* **EXERCISE TASK**
Reproduce the data that follows in its entirety, character for character.

Data excerpts
##############################
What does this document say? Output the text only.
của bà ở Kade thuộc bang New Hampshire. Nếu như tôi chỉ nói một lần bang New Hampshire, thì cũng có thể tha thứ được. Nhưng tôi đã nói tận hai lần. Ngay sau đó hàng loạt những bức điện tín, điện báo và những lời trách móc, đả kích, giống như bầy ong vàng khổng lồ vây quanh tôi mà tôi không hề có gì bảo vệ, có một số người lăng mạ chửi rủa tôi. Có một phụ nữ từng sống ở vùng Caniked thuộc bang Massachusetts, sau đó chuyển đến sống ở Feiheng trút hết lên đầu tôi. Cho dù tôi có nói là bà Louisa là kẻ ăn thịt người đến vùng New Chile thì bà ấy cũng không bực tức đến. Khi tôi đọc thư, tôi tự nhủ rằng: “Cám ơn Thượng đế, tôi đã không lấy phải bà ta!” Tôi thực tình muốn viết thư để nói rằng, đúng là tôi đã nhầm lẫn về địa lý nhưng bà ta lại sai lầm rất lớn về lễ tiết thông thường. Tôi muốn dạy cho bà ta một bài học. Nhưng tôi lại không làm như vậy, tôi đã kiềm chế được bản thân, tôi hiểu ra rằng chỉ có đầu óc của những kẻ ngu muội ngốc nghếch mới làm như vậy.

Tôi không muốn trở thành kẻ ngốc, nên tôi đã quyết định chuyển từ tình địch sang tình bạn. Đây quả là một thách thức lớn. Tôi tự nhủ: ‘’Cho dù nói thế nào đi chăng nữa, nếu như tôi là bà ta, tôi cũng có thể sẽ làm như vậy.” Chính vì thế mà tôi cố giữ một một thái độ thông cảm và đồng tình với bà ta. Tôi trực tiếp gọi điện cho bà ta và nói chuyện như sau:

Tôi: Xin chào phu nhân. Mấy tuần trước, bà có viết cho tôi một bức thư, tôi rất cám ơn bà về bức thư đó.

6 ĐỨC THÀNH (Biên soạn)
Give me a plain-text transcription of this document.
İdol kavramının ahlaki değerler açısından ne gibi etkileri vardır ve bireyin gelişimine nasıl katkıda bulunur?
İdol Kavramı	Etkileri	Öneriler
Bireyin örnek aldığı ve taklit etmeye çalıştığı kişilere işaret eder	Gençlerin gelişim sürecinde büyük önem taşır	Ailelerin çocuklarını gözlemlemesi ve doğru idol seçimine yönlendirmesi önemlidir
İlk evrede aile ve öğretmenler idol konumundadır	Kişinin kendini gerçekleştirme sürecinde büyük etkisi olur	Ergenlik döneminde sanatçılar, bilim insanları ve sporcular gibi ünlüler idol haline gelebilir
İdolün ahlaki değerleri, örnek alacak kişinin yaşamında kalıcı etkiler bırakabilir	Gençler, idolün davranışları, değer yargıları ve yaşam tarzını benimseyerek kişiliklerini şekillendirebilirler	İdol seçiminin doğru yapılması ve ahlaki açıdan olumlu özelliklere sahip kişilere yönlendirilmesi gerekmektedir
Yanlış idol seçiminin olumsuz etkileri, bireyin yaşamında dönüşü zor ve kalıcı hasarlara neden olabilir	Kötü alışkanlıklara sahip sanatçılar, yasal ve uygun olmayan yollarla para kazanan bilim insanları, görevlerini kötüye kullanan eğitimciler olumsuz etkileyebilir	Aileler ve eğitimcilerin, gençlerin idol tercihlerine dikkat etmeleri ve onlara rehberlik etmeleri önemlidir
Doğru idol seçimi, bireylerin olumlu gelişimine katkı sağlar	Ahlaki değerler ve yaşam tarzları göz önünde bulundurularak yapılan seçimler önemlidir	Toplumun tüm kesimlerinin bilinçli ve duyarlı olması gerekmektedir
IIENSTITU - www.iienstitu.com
##############################
* **RESULT BELOW**
What does this document say? Output the text only.
của bà ở Kade thuộc bang New Hampshire. Nếu như tôi chỉ nói một lần bang New Hampshire, thì cũng có thể tha thứ được. Nhưng tôi đã nói tận hai lần. Ngay sau đó hàng loạt những bức điện tín, điện báo và những lời trách móc, đả kích, giống như bầy ong vàng khổng lồ vây quanh tôi mà tôi không hề có gì bảo vệ, có một số người lăng mạ chửi rủa tôi. Có một phụ nữ từng sống ở vùng Caniked thuộc bang Massachusetts, sau đó chuyển đến sống ở Feiheng trút hết lên đầu tôi. Cho dù tôi có nói là bà Louisa là kẻ ăn thịt người đến vùng New Chile thì bà ấy cũng không bực tức đến. Khi tôi đọc thư, tôi tự nhủ rằng: “Cám ơn Thượng đế, tôi đã không lấy phải bà ta!” Tôi thực tình muốn viết thư để nói rằng, đúng là tôi đã nhầm lẫn về địa lý nhưng bà ta lại sai lầm rất lớn về lễ tiết thông thường. Tôi muốn dạy cho bà ta một bài học. Nhưng tôi lại không làm như vậy, tôi đã kiềm chế được bản thân, tôi hiểu ra rằng chỉ có đầu óc của những kẻ ngu muội ngốc nghếch mới làm như vậy.

Tôi không muốn trở thành kẻ ngốc, nên tôi đã quyết định chuyển từ tình địch sang tình bạn. Đây quả là một thách thức lớn. Tôi tự nhủ: ‘’Cho dù nói thế nào đi chăng nữa, nếu như tôi là bà ta, tôi cũng có thể sẽ làm như vậy.” Chính vì thế mà tôi cố giữ một một thái độ thông cảm và đồng tình với bà ta. Tôi trực tiếp gọi điện cho bà ta và nói chuyện như sau:

Tôi: Xin chào phu nhân. Mấy tuần trước, bà có viết cho tôi một bức thư, tôi rất cám ơn bà về bức thư đó.

6 ĐỨC THÀNH (Biên soạn)
Give me a plain-text transcription of this document.
İdol kavramının ahlaki değerler açısından ne gibi etkileri vardır ve bireyin gelişimine nasıl katkıda bulunur?
İdol Kavramı	Etkileri	Öneriler
Bireyin örnek aldığı ve taklit etmeye çalıştığı kişilere işaret eder	Gençlerin gelişim sürecinde büyük önem taşır	Ailelerin çocuklarını gözlemlemesi ve doğru idol seçimine yönlendirmesi önemlidir
İlk evrede aile ve öğretmenler idol konumundadır	Kişinin kendini gerçekleştirme sürecinde büyük etkisi olur	Ergenlik döneminde sanatçılar, bilim insanları ve sporcular gibi ünlüler idol haline gelebilir
İdolün ahlaki değerleri, örnek alacak kişinin yaşamında kalıcı etkiler bırakabilir	Gençler, idolün davranışları, değer yargıları ve yaşam tarzını benimseyerek kişiliklerini şekillendirebilirler	İdol seçiminin doğru yapılması ve ahlaki açıdan olumlu özelliklere sahip kişilere yönlendirilmesi gerekmektedir
Yanlış idol seçiminin olumsuz etkileri, bireyin yaşamında dönüşü zor ve kalıcı hasarlara neden olabilir	Kötü alışkanlıklara sahip sanatçılar, yasal ve uygun olmayan yollarla para kazanan bilim insanları, görevlerini kötüye kullanan eğitimciler olumsuz etkileyebilir	Aileler ve eğitimcilerin, gençlerin idol tercihlerine dikkat etmeleri ve onlara rehberlik etmeleri önemlidir
Doğru idol seçimi, bireylerin olumlu gelişimine katkı sağlar	Ahlaki değerler ve yaşam tarzları göz önünde bulundurularak yapılan seçimler önemlidir	Toplumun tüm kesimlerinin bilinçli ve duyarlı olması gerekmektedir
IIENSTITU - www.iienstitu.com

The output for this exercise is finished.